TASK DETAILS: Give only a count of the lines that include the string "value".

SOURCE RECORDS:
= = = = = = =
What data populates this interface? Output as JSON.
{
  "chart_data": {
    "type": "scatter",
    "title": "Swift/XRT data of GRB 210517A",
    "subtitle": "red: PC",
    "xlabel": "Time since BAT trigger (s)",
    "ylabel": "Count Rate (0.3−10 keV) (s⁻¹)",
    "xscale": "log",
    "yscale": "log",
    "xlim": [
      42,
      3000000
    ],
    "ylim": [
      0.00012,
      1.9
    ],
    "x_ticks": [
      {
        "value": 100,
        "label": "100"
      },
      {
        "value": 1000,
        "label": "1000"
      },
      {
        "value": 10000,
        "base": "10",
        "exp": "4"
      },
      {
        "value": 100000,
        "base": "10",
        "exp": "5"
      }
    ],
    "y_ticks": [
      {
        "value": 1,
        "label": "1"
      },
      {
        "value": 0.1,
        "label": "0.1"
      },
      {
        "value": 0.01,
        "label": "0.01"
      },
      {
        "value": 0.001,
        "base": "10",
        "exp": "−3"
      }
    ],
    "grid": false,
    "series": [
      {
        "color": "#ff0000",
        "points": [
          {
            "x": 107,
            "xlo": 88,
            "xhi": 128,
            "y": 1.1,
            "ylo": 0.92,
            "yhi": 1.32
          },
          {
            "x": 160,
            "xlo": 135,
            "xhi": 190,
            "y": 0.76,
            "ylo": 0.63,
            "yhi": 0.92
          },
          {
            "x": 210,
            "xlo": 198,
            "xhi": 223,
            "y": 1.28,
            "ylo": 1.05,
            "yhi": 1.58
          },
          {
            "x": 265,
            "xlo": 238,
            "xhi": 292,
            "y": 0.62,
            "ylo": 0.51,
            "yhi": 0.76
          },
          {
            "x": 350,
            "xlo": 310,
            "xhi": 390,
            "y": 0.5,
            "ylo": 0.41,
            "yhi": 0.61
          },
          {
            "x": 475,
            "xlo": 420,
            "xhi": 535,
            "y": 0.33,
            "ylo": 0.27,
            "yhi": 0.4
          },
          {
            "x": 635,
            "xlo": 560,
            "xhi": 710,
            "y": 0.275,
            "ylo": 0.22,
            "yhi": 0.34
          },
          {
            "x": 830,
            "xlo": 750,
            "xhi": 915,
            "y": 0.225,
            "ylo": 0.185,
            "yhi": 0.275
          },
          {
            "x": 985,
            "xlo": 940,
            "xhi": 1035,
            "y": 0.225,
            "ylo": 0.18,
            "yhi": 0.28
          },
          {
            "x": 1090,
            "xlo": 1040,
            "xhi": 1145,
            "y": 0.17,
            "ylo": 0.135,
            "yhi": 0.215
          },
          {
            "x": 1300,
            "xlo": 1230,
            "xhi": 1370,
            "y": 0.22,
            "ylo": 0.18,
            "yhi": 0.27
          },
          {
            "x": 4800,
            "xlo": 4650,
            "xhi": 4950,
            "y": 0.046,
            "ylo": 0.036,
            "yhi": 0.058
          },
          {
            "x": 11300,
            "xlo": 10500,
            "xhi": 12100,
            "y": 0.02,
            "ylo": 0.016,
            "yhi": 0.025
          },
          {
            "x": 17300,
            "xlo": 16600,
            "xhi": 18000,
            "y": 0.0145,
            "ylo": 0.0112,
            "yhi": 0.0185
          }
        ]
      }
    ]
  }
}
= = = = = = =
TASK ANSWER: 8